(Dataset items)
----

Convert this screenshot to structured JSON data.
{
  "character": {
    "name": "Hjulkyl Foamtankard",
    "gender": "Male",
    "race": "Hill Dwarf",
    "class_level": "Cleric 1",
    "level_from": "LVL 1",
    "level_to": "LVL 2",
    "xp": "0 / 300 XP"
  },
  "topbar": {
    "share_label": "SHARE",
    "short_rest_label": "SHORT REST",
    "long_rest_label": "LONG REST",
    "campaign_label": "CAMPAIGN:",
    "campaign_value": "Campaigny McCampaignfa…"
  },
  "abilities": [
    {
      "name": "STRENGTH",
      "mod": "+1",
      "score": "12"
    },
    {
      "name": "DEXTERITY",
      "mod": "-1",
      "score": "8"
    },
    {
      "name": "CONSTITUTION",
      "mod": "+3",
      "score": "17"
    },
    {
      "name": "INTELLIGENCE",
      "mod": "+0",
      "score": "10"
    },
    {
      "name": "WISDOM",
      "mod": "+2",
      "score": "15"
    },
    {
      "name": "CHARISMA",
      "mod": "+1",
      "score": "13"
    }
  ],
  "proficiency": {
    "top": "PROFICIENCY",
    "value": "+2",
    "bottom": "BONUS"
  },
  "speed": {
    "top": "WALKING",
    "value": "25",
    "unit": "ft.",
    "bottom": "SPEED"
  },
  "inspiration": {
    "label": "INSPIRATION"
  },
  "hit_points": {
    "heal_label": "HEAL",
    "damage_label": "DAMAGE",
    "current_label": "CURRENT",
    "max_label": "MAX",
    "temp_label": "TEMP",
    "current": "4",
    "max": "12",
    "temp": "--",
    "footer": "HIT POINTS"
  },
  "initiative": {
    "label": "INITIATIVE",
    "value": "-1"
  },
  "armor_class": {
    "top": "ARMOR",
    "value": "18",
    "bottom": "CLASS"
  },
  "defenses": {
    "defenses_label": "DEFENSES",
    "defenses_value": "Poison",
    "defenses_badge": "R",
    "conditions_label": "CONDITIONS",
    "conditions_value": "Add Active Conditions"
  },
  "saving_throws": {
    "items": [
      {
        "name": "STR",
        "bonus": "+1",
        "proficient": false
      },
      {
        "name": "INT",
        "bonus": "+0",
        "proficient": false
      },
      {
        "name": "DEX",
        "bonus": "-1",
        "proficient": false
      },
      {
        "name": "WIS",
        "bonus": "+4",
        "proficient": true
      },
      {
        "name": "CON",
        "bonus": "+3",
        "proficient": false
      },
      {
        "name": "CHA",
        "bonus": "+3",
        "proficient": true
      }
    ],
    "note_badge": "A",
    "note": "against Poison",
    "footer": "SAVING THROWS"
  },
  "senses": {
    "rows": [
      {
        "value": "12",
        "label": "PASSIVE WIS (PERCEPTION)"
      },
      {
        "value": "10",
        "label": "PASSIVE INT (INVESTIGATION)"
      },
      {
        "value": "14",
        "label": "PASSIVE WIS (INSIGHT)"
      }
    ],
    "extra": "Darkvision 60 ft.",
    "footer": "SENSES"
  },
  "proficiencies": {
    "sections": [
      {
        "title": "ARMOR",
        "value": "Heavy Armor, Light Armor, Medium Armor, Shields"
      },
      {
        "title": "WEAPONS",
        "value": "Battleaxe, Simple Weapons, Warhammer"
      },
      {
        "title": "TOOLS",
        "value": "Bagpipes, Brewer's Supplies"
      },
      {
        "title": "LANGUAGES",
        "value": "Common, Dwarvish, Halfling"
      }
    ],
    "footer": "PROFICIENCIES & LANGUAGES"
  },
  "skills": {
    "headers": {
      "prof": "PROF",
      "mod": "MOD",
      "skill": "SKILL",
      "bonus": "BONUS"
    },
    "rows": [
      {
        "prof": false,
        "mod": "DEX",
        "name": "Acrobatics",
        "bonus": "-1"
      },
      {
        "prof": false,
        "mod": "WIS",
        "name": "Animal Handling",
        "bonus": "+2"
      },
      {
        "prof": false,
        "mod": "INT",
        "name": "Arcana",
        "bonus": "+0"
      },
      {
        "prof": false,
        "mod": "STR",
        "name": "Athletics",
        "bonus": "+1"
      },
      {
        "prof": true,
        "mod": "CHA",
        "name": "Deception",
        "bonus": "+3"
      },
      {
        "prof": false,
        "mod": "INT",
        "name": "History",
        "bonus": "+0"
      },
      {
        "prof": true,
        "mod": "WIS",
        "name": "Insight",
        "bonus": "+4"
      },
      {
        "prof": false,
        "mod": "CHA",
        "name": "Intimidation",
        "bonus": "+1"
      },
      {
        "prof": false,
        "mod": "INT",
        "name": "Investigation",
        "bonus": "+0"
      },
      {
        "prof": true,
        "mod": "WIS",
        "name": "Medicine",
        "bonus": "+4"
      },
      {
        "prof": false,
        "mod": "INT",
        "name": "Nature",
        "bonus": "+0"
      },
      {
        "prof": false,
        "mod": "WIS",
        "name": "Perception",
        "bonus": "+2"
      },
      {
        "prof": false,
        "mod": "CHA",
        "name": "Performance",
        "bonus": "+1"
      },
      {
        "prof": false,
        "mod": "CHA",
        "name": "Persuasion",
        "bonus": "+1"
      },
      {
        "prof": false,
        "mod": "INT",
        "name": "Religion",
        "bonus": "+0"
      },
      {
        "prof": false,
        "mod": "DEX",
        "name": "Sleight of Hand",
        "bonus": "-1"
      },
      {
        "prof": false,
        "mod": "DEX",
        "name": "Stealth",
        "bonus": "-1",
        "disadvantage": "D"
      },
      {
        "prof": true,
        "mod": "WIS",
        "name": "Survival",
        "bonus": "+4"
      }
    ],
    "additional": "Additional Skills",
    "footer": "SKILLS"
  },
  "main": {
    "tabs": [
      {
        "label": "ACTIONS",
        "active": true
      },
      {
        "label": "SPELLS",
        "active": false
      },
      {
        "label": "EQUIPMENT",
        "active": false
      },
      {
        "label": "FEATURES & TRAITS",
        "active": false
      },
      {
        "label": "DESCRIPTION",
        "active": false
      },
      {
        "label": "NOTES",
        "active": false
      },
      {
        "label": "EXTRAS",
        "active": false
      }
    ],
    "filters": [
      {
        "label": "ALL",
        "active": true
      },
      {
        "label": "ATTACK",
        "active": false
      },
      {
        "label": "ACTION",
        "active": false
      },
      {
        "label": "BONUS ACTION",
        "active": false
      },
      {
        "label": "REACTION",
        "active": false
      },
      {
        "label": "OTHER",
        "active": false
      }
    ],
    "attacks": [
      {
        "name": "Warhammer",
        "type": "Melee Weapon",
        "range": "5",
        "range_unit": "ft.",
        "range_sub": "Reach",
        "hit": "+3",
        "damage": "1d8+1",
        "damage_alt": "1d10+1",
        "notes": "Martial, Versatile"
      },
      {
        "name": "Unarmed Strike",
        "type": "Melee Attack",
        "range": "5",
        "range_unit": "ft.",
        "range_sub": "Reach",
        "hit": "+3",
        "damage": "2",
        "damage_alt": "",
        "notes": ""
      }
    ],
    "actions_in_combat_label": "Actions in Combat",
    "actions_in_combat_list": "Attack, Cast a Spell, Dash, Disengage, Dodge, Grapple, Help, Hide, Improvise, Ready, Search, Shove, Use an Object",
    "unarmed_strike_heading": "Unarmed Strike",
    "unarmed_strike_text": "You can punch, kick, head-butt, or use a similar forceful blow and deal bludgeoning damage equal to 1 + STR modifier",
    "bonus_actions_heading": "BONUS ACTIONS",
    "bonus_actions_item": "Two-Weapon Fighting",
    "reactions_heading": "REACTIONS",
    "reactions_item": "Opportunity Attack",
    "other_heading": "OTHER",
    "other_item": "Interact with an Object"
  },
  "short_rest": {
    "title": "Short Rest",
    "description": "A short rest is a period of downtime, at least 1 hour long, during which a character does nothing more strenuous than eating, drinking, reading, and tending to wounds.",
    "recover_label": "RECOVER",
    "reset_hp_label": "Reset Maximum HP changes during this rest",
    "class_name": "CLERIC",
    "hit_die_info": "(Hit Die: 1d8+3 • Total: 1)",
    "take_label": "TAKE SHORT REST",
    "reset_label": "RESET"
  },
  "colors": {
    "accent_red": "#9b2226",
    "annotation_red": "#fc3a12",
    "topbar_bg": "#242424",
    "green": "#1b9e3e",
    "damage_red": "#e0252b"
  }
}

----

» **DIRECTIONS FOR THIS TASK**: Copy out every line that includes the word "during".

» **RESULT**:
    "description": "A short rest is a period of downtime, at least 1 hour long, during which a character does nothing more strenuous than eating, drinking, reading, and tending to wounds.",
    "reset_hp_label": "Reset Maximum HP changes during this rest",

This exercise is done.